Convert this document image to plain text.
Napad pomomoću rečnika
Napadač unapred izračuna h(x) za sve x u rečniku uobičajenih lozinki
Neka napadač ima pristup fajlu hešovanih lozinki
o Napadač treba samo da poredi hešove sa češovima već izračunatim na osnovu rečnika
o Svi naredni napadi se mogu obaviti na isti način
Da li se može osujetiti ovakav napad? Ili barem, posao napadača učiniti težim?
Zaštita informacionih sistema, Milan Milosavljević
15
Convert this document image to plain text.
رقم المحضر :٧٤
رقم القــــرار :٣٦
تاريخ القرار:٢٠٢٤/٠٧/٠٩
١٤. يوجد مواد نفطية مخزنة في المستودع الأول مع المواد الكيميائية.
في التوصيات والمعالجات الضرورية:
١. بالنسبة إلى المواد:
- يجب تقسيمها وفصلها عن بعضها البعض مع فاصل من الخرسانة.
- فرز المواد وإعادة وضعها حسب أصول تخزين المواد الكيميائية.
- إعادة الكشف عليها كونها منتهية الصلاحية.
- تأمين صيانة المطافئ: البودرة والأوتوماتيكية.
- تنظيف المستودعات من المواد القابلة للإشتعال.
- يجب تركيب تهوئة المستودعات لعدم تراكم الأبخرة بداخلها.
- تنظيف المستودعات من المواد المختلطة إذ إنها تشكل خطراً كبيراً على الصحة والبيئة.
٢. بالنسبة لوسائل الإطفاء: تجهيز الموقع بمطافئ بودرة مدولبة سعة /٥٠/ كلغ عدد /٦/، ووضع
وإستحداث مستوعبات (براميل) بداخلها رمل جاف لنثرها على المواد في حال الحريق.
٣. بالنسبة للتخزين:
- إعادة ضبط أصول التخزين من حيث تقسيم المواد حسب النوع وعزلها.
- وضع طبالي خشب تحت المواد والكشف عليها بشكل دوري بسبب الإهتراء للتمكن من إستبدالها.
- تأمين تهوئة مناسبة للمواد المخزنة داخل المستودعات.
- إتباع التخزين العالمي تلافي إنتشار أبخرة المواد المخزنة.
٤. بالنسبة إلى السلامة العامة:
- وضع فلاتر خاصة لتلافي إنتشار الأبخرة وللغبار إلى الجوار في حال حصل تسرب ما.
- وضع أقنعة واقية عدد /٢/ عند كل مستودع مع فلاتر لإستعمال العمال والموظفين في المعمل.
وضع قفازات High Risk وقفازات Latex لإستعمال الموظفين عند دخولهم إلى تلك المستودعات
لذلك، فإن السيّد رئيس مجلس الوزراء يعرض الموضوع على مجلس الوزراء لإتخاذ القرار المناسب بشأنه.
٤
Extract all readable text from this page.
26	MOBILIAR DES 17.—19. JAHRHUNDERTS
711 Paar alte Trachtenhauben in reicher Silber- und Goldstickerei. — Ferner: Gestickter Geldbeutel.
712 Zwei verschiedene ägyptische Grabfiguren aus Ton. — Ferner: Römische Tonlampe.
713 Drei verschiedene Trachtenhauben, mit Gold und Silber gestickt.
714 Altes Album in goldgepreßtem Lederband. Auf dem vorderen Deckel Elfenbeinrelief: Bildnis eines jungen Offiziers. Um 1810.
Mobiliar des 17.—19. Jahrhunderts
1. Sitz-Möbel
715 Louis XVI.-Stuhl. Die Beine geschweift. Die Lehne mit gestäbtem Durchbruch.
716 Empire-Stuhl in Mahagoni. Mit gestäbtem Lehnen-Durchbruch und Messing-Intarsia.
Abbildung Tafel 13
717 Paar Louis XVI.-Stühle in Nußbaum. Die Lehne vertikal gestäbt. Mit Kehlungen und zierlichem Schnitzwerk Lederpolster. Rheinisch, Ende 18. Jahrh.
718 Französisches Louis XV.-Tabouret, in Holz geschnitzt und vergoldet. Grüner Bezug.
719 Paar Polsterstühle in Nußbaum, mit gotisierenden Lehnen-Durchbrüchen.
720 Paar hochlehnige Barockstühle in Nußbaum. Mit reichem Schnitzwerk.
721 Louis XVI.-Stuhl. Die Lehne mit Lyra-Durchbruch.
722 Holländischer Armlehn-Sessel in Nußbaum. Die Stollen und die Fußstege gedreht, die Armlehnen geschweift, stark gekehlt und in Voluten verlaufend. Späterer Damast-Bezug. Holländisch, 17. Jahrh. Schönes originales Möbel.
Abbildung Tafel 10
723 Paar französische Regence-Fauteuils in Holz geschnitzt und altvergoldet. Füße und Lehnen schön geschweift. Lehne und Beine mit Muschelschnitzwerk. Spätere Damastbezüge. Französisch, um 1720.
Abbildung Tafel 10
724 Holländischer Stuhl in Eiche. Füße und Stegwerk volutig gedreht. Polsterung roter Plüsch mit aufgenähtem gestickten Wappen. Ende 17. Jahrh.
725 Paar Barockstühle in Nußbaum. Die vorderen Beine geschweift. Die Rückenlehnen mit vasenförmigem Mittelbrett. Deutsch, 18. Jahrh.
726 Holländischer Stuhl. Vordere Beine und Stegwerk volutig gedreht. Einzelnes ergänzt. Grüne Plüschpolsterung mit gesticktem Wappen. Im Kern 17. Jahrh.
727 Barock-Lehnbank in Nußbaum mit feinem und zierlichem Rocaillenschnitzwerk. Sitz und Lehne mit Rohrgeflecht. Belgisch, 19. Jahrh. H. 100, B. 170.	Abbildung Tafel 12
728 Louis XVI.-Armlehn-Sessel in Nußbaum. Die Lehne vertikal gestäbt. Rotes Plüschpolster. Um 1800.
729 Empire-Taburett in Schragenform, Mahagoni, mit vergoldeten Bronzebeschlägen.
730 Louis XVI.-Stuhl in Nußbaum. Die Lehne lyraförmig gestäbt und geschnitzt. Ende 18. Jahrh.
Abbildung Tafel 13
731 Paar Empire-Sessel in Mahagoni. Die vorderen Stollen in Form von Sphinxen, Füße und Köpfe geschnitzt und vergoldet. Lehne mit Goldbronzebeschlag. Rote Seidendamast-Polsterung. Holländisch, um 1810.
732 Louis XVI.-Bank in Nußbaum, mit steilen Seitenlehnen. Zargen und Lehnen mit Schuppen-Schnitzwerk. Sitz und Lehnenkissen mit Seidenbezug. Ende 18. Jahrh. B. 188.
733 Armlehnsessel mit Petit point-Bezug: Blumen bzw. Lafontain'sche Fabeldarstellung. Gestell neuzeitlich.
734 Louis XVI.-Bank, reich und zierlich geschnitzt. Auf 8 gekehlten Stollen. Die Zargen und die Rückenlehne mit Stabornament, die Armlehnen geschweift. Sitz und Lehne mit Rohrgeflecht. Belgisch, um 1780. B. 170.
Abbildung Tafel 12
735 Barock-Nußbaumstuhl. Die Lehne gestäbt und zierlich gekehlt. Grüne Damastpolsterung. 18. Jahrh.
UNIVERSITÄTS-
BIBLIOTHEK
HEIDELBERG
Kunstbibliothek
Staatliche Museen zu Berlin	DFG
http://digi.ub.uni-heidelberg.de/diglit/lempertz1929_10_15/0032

#####

● **AIM**
Output the entries exactly.

● **TASK RESULT**
Convert this document image to plain text.
Napad pomomoću rečnika
Napadač unapred izračuna h(x) za sve x u rečniku uobičajenih lozinki
Neka napadač ima pristup fajlu hešovanih lozinki
o Napadač treba samo da poredi hešove sa češovima već izračunatim na osnovu rečnika
o Svi naredni napadi se mogu obaviti na isti način
Da li se može osujetiti ovakav napad? Ili barem, posao napadača učiniti težim?
Zaštita informacionih sistema, Milan Milosavljević
15
Convert this document image to plain text.
رقم المحضر :٧٤
رقم القــــرار :٣٦
تاريخ القرار:٢٠٢٤/٠٧/٠٩
١٤. يوجد مواد نفطية مخزنة في المستودع الأول مع المواد الكيميائية.
في التوصيات والمعالجات الضرورية:
١. بالنسبة إلى المواد:
- يجب تقسيمها وفصلها عن بعضها البعض مع فاصل من الخرسانة.
- فرز المواد وإعادة وضعها حسب أصول تخزين المواد الكيميائية.
- إعادة الكشف عليها كونها منتهية الصلاحية.
- تأمين صيانة المطافئ: البودرة والأوتوماتيكية.
- تنظيف المستودعات من المواد القابلة للإشتعال.
- يجب تركيب تهوئة المستودعات لعدم تراكم الأبخرة بداخلها.
- تنظيف المستودعات من المواد المختلطة إذ إنها تشكل خطراً كبيراً على الصحة والبيئة.
٢. بالنسبة لوسائل الإطفاء: تجهيز الموقع بمطافئ بودرة مدولبة سعة /٥٠/ كلغ عدد /٦/، ووضع
وإستحداث مستوعبات (براميل) بداخلها رمل جاف لنثرها على المواد في حال الحريق.
٣. بالنسبة للتخزين:
- إعادة ضبط أصول التخزين من حيث تقسيم المواد حسب النوع وعزلها.
- وضع طبالي خشب تحت المواد والكشف عليها بشكل دوري بسبب الإهتراء للتمكن من إستبدالها.
- تأمين تهوئة مناسبة للمواد المخزنة داخل المستودعات.
- إتباع التخزين العالمي تلافي إنتشار أبخرة المواد المخزنة.
٤. بالنسبة إلى السلامة العامة:
- وضع فلاتر خاصة لتلافي إنتشار الأبخرة وللغبار إلى الجوار في حال حصل تسرب ما.
- وضع أقنعة واقية عدد /٢/ عند كل مستودع مع فلاتر لإستعمال العمال والموظفين في المعمل.
وضع قفازات High Risk وقفازات Latex لإستعمال الموظفين عند دخولهم إلى تلك المستودعات
لذلك، فإن السيّد رئيس مجلس الوزراء يعرض الموضوع على مجلس الوزراء لإتخاذ القرار المناسب بشأنه.
٤
Extract all readable text from this page.
26	MOBILIAR DES 17.—19. JAHRHUNDERTS
711 Paar alte Trachtenhauben in reicher Silber- und Goldstickerei. — Ferner: Gestickter Geldbeutel.
712 Zwei verschiedene ägyptische Grabfiguren aus Ton. — Ferner: Römische Tonlampe.
713 Drei verschiedene Trachtenhauben, mit Gold und Silber gestickt.
714 Altes Album in goldgepreßtem Lederband. Auf dem vorderen Deckel Elfenbeinrelief: Bildnis eines jungen Offiziers. Um 1810.
Mobiliar des 17.—19. Jahrhunderts
1. Sitz-Möbel
715 Louis XVI.-Stuhl. Die Beine geschweift. Die Lehne mit gestäbtem Durchbruch.
716 Empire-Stuhl in Mahagoni. Mit gestäbtem Lehnen-Durchbruch und Messing-Intarsia.
Abbildung Tafel 13
717 Paar Louis XVI.-Stühle in Nußbaum. Die Lehne vertikal gestäbt. Mit Kehlungen und zierlichem Schnitzwerk Lederpolster. Rheinisch, Ende 18. Jahrh.
718 Französisches Louis XV.-Tabouret, in Holz geschnitzt und vergoldet. Grüner Bezug.
719 Paar Polsterstühle in Nußbaum, mit gotisierenden Lehnen-Durchbrüchen.
720 Paar hochlehnige Barockstühle in Nußbaum. Mit reichem Schnitzwerk.
721 Louis XVI.-Stuhl. Die Lehne mit Lyra-Durchbruch.
722 Holländischer Armlehn-Sessel in Nußbaum. Die Stollen und die Fußstege gedreht, die Armlehnen geschweift, stark gekehlt und in Voluten verlaufend. Späterer Damast-Bezug. Holländisch, 17. Jahrh. Schönes originales Möbel.
Abbildung Tafel 10
723 Paar französische Regence-Fauteuils in Holz geschnitzt und altvergoldet. Füße und Lehnen schön geschweift. Lehne und Beine mit Muschelschnitzwerk. Spätere Damastbezüge. Französisch, um 1720.
Abbildung Tafel 10
724 Holländischer Stuhl in Eiche. Füße und Stegwerk volutig gedreht. Polsterung roter Plüsch mit aufgenähtem gestickten Wappen. Ende 17. Jahrh.
725 Paar Barockstühle in Nußbaum. Die vorderen Beine geschweift. Die Rückenlehnen mit vasenförmigem Mittelbrett. Deutsch, 18. Jahrh.
726 Holländischer Stuhl. Vordere Beine und Stegwerk volutig gedreht. Einzelnes ergänzt. Grüne Plüschpolsterung mit gesticktem Wappen. Im Kern 17. Jahrh.
727 Barock-Lehnbank in Nußbaum mit feinem und zierlichem Rocaillenschnitzwerk. Sitz und Lehne mit Rohrgeflecht. Belgisch, 19. Jahrh. H. 100, B. 170.	Abbildung Tafel 12
728 Louis XVI.-Armlehn-Sessel in Nußbaum. Die Lehne vertikal gestäbt. Rotes Plüschpolster. Um 1800.
729 Empire-Taburett in Schragenform, Mahagoni, mit vergoldeten Bronzebeschlägen.
730 Louis XVI.-Stuhl in Nußbaum. Die Lehne lyraförmig gestäbt und geschnitzt. Ende 18. Jahrh.
Abbildung Tafel 13
731 Paar Empire-Sessel in Mahagoni. Die vorderen Stollen in Form von Sphinxen, Füße und Köpfe geschnitzt und vergoldet. Lehne mit Goldbronzebeschlag. Rote Seidendamast-Polsterung. Holländisch, um 1810.
732 Louis XVI.-Bank in Nußbaum, mit steilen Seitenlehnen. Zargen und Lehnen mit Schuppen-Schnitzwerk. Sitz und Lehnenkissen mit Seidenbezug. Ende 18. Jahrh. B. 188.
733 Armlehnsessel mit Petit point-Bezug: Blumen bzw. Lafontain'sche Fabeldarstellung. Gestell neuzeitlich.
734 Louis XVI.-Bank, reich und zierlich geschnitzt. Auf 8 gekehlten Stollen. Die Zargen und die Rückenlehne mit Stabornament, die Armlehnen geschweift. Sitz und Lehne mit Rohrgeflecht. Belgisch, um 1780. B. 170.
Abbildung Tafel 12
735 Barock-Nußbaumstuhl. Die Lehne gestäbt und zierlich gekehlt. Grüne Damastpolsterung. 18. Jahrh.
UNIVERSITÄTS-
BIBLIOTHEK
HEIDELBERG
Kunstbibliothek
Staatliche Museen zu Berlin	DFG
http://digi.ub.uni-heidelberg.de/diglit/lempertz1929_10_15/0032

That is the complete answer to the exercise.